** Start **

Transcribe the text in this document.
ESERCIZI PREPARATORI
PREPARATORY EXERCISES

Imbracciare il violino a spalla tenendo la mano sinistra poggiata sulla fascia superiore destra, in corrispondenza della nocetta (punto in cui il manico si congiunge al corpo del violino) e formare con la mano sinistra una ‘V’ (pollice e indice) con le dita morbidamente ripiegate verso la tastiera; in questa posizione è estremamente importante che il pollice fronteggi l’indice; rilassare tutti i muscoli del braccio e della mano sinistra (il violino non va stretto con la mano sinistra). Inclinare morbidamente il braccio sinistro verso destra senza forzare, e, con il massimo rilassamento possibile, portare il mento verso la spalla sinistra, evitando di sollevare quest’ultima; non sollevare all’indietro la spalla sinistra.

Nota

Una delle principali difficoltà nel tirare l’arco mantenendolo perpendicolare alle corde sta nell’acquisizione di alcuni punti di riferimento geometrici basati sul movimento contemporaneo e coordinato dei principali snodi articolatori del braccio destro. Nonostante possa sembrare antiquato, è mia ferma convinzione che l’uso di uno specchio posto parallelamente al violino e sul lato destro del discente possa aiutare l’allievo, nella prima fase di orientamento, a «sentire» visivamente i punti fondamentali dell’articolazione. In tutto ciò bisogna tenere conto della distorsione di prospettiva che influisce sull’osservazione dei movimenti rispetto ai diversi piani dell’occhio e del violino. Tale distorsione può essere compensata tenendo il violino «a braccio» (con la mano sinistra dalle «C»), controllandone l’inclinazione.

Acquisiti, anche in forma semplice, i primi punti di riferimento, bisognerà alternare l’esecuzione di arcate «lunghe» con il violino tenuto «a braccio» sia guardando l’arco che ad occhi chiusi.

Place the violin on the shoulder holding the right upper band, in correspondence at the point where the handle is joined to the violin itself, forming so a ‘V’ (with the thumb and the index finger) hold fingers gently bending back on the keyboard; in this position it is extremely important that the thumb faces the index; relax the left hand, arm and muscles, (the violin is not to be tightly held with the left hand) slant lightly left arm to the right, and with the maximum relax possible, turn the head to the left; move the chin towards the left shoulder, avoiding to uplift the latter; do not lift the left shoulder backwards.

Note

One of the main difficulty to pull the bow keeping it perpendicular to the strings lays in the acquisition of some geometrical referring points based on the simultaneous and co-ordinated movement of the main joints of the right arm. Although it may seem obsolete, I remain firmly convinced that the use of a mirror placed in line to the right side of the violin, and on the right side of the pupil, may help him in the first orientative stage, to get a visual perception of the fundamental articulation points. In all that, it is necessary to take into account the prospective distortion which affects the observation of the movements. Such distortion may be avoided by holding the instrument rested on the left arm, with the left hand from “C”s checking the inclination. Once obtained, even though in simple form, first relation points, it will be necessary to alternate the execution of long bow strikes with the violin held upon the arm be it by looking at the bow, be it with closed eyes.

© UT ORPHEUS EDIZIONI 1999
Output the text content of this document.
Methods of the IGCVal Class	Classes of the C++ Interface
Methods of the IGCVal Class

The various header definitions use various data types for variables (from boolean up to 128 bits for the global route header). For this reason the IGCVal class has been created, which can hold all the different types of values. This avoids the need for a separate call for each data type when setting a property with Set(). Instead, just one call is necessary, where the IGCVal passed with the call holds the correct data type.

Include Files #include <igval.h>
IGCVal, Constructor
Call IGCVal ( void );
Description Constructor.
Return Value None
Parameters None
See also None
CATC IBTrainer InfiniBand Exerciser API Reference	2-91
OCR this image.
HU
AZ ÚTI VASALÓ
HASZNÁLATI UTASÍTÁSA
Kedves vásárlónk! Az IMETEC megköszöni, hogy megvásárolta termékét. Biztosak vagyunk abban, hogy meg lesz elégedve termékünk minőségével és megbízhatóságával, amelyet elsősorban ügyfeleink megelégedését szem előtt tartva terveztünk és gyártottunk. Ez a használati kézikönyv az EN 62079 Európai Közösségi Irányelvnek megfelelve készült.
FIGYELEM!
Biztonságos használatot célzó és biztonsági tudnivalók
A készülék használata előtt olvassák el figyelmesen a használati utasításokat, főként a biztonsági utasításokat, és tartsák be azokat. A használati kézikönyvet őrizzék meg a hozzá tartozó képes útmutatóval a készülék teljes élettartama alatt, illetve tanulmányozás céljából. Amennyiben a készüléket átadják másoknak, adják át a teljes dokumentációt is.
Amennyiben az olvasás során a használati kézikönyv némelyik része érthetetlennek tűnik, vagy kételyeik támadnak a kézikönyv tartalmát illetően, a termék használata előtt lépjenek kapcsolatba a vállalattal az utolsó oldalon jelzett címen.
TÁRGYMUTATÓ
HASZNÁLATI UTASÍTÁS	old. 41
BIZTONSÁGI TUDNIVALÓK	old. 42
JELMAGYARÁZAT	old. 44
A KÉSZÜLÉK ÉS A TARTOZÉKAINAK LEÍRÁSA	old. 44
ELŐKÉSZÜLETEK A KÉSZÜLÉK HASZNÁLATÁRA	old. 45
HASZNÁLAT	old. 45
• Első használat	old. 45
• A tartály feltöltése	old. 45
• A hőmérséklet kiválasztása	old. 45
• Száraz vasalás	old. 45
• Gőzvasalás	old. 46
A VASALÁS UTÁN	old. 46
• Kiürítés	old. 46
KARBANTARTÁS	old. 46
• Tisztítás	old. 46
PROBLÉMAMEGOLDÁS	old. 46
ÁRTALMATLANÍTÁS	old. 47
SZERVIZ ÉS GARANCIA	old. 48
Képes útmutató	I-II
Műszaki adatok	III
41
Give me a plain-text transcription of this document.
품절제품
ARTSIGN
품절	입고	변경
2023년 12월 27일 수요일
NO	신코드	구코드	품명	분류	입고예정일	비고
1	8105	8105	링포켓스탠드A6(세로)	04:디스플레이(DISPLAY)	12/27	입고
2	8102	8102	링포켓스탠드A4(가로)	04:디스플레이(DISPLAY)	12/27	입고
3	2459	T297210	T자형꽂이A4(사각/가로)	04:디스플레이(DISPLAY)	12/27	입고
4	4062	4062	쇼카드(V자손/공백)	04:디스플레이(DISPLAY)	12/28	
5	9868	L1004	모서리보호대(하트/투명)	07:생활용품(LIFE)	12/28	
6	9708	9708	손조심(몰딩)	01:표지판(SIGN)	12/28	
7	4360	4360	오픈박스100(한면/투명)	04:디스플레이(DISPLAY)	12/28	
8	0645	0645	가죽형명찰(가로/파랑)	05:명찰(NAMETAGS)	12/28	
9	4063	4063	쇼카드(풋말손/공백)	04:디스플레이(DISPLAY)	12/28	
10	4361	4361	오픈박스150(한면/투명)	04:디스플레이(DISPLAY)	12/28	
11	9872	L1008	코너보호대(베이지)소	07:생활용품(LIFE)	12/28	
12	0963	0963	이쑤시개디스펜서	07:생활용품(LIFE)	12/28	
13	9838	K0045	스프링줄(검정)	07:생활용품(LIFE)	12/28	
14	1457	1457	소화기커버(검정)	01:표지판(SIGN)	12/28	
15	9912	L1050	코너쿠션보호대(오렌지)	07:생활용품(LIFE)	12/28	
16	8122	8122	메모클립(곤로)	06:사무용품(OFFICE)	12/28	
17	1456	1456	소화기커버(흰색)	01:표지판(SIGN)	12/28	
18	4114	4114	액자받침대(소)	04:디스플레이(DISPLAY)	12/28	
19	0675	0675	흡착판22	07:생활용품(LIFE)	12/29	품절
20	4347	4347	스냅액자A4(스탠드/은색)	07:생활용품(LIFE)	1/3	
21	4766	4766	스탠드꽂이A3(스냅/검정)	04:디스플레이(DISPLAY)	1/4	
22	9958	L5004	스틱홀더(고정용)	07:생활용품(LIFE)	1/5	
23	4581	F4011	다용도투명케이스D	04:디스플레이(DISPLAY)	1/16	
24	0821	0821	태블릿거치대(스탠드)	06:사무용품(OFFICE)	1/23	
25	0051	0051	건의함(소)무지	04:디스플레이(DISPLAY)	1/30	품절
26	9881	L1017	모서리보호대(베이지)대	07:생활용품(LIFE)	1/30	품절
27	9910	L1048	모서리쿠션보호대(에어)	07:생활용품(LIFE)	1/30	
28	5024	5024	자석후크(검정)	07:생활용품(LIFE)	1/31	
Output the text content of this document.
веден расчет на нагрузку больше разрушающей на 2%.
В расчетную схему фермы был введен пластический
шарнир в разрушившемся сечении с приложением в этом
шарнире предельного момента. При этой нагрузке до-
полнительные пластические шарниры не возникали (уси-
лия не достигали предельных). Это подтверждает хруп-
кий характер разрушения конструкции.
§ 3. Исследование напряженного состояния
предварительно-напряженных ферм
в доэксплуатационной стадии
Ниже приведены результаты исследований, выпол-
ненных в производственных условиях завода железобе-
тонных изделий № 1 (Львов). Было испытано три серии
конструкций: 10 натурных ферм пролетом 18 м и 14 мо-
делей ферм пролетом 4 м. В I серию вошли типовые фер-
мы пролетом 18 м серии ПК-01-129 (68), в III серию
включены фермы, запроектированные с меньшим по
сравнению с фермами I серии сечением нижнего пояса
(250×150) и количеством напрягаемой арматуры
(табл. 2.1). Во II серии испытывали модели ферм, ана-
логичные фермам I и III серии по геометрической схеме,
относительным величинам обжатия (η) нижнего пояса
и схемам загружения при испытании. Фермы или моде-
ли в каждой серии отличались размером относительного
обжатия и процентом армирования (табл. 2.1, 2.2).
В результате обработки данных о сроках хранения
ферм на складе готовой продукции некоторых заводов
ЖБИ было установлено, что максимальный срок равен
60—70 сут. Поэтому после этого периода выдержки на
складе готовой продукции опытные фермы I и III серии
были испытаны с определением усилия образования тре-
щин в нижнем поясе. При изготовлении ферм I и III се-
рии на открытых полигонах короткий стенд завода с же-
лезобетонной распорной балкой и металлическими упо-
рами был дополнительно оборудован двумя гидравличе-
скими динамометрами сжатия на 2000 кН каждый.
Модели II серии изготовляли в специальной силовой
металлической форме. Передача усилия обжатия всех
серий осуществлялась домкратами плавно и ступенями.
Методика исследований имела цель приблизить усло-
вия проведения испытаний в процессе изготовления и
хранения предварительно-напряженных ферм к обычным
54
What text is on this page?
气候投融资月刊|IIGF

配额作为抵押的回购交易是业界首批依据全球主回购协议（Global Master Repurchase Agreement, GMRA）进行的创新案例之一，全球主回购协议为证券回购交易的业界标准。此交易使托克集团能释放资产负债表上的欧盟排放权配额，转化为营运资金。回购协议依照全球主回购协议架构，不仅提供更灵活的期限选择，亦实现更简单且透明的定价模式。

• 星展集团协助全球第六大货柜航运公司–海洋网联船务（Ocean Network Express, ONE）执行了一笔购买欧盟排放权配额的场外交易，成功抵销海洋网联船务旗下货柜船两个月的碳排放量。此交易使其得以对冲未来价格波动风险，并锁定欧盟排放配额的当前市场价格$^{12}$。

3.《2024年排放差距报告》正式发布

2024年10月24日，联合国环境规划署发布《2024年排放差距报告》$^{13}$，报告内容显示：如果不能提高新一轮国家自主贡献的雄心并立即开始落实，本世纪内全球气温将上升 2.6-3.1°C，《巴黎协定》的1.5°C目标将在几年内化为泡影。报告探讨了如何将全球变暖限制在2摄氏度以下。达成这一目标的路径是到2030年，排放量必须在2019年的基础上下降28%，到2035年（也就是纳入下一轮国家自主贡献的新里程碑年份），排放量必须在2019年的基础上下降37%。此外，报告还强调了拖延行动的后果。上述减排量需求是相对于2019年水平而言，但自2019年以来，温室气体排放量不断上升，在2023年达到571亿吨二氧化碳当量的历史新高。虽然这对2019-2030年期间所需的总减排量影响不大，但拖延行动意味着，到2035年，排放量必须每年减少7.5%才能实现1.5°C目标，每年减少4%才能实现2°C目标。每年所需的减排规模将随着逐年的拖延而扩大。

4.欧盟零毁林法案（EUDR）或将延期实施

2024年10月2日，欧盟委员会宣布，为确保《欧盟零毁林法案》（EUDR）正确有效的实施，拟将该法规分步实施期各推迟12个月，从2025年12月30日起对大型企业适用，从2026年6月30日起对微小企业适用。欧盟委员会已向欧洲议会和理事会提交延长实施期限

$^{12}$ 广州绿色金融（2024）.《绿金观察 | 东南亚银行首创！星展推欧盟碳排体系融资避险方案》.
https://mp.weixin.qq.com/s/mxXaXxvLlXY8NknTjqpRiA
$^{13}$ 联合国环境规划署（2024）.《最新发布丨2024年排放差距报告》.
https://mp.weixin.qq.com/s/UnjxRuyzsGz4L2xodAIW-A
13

** End **

### WHAT NEEDS TO BE DONE
Give the number of lines in the entries that include the string "предварительно", and nothing more.

### WRITTEN REPLY
2